START Data rows

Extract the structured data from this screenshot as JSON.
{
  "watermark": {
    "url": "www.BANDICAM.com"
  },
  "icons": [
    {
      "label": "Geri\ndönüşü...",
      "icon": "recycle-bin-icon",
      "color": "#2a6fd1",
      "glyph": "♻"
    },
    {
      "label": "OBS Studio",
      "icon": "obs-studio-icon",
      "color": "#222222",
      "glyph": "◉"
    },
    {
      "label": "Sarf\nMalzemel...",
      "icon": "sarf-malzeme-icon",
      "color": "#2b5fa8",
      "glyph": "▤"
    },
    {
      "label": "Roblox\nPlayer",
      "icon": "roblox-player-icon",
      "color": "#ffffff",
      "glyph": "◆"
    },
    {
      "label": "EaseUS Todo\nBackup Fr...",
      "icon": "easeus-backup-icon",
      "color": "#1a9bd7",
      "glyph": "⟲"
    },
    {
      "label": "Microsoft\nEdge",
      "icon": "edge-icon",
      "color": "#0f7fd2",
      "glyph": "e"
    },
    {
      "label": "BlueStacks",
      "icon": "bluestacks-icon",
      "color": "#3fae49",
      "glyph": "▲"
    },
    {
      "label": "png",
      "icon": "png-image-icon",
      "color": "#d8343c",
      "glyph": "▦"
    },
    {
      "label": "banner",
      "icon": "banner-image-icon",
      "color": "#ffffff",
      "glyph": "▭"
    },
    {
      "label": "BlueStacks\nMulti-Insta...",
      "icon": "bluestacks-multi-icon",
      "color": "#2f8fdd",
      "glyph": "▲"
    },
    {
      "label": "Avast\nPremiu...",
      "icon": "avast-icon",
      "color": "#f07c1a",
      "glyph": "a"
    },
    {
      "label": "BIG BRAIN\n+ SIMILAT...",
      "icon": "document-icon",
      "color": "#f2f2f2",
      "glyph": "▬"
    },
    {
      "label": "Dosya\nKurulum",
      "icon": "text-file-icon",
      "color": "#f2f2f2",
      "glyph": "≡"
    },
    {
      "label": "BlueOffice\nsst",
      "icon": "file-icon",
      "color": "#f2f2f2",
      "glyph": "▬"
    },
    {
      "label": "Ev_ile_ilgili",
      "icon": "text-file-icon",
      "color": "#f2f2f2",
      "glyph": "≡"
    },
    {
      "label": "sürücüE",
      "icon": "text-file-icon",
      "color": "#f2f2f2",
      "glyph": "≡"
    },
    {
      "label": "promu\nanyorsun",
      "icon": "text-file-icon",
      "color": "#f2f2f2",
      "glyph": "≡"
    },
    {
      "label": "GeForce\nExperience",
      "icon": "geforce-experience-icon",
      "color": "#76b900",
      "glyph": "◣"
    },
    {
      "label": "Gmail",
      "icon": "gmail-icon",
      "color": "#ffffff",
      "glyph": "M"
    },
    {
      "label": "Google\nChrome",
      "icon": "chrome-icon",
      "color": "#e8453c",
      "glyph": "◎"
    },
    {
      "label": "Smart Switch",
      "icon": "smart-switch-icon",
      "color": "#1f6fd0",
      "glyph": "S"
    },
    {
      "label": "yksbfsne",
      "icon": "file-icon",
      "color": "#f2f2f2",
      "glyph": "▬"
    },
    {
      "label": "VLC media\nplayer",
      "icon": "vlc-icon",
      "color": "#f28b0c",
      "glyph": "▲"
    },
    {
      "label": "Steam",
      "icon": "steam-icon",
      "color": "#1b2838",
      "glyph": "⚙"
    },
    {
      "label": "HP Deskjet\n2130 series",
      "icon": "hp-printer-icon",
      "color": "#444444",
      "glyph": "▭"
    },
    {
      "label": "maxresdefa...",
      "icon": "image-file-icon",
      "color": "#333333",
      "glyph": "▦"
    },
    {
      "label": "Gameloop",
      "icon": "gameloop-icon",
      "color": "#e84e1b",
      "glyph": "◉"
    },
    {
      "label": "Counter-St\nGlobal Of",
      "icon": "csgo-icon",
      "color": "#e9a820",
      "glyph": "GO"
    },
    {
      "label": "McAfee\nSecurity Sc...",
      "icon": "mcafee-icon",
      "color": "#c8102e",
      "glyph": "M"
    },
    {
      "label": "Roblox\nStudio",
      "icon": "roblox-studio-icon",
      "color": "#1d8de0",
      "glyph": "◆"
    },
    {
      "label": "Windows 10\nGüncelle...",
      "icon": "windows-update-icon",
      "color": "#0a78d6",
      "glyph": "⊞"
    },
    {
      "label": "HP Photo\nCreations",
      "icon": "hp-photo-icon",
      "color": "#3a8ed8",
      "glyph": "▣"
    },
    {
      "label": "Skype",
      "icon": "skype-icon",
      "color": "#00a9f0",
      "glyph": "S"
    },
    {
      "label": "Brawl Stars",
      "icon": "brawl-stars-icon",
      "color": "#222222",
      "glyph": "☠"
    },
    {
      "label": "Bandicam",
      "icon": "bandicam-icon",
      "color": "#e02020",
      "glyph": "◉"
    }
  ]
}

END Data rows

> [Required work]: Repeat the records above exactly, leaving none out.

> [Response to this exercise]:
Extract the structured data from this screenshot as JSON.
{
  "watermark": {
    "url": "www.BANDICAM.com"
  },
  "icons": [
    {
      "label": "Geri\ndönüşü...",
      "icon": "recycle-bin-icon",
      "color": "#2a6fd1",
      "glyph": "♻"
    },
    {
      "label": "OBS Studio",
      "icon": "obs-studio-icon",
      "color": "#222222",
      "glyph": "◉"
    },
    {
      "label": "Sarf\nMalzemel...",
      "icon": "sarf-malzeme-icon",
      "color": "#2b5fa8",
      "glyph": "▤"
    },
    {
      "label": "Roblox\nPlayer",
      "icon": "roblox-player-icon",
      "color": "#ffffff",
      "glyph": "◆"
    },
    {
      "label": "EaseUS Todo\nBackup Fr...",
      "icon": "easeus-backup-icon",
      "color": "#1a9bd7",
      "glyph": "⟲"
    },
    {
      "label": "Microsoft\nEdge",
      "icon": "edge-icon",
      "color": "#0f7fd2",
      "glyph": "e"
    },
    {
      "label": "BlueStacks",
      "icon": "bluestacks-icon",
      "color": "#3fae49",
      "glyph": "▲"
    },
    {
      "label": "png",
      "icon": "png-image-icon",
      "color": "#d8343c",
      "glyph": "▦"
    },
    {
      "label": "banner",
      "icon": "banner-image-icon",
      "color": "#ffffff",
      "glyph": "▭"
    },
    {
      "label": "BlueStacks\nMulti-Insta...",
      "icon": "bluestacks-multi-icon",
      "color": "#2f8fdd",
      "glyph": "▲"
    },
    {
      "label": "Avast\nPremiu...",
      "icon": "avast-icon",
      "color": "#f07c1a",
      "glyph": "a"
    },
    {
      "label": "BIG BRAIN\n+ SIMILAT...",
      "icon": "document-icon",
      "color": "#f2f2f2",
      "glyph": "▬"
    },
    {
      "label": "Dosya\nKurulum",
      "icon": "text-file-icon",
      "color": "#f2f2f2",
      "glyph": "≡"
    },
    {
      "label": "BlueOffice\nsst",
      "icon": "file-icon",
      "color": "#f2f2f2",
      "glyph": "▬"
    },
    {
      "label": "Ev_ile_ilgili",
      "icon": "text-file-icon",
      "color": "#f2f2f2",
      "glyph": "≡"
    },
    {
      "label": "sürücüE",
      "icon": "text-file-icon",
      "color": "#f2f2f2",
      "glyph": "≡"
    },
    {
      "label": "promu\nanyorsun",
      "icon": "text-file-icon",
      "color": "#f2f2f2",
      "glyph": "≡"
    },
    {
      "label": "GeForce\nExperience",
      "icon": "geforce-experience-icon",
      "color": "#76b900",
      "glyph": "◣"
    },
    {
      "label": "Gmail",
      "icon": "gmail-icon",
      "color": "#ffffff",
      "glyph": "M"
    },
    {
      "label": "Google\nChrome",
      "icon": "chrome-icon",
      "color": "#e8453c",
      "glyph": "◎"
    },
    {
      "label": "Smart Switch",
      "icon": "smart-switch-icon",
      "color": "#1f6fd0",
      "glyph": "S"
    },
    {
      "label": "yksbfsne",
      "icon": "file-icon",
      "color": "#f2f2f2",
      "glyph": "▬"
    },
    {
      "label": "VLC media\nplayer",
      "icon": "vlc-icon",
      "color": "#f28b0c",
      "glyph": "▲"
    },
    {
      "label": "Steam",
      "icon": "steam-icon",
      "color": "#1b2838",
      "glyph": "⚙"
    },
    {
      "label": "HP Deskjet\n2130 series",
      "icon": "hp-printer-icon",
      "color": "#444444",
      "glyph": "▭"
    },
    {
      "label": "maxresdefa...",
      "icon": "image-file-icon",
      "color": "#333333",
      "glyph": "▦"
    },
    {
      "label": "Gameloop",
      "icon": "gameloop-icon",
      "color": "#e84e1b",
      "glyph": "◉"
    },
    {
      "label": "Counter-St\nGlobal Of",
      "icon": "csgo-icon",
      "color": "#e9a820",
      "glyph": "GO"
    },
    {
      "label": "McAfee\nSecurity Sc...",
      "icon": "mcafee-icon",
      "color": "#c8102e",
      "glyph": "M"
    },
    {
      "label": "Roblox\nStudio",
      "icon": "roblox-studio-icon",
      "color": "#1d8de0",
      "glyph": "◆"
    },
    {
      "label": "Windows 10\nGüncelle...",
      "icon": "windows-update-icon",
      "color": "#0a78d6",
      "glyph": "⊞"
    },
    {
      "label": "HP Photo\nCreations",
      "icon": "hp-photo-icon",
      "color": "#3a8ed8",
      "glyph": "▣"
    },
    {
      "label": "Skype",
      "icon": "skype-icon",
      "color": "#00a9f0",
      "glyph": "S"
    },
    {
      "label": "Brawl Stars",
      "icon": "brawl-stars-icon",
      "color": "#222222",
      "glyph": "☠"
    },
    {
      "label": "Bandicam",
      "icon": "bandicam-icon",
      "color": "#e02020",
      "glyph": "◉"
    }
  ]
}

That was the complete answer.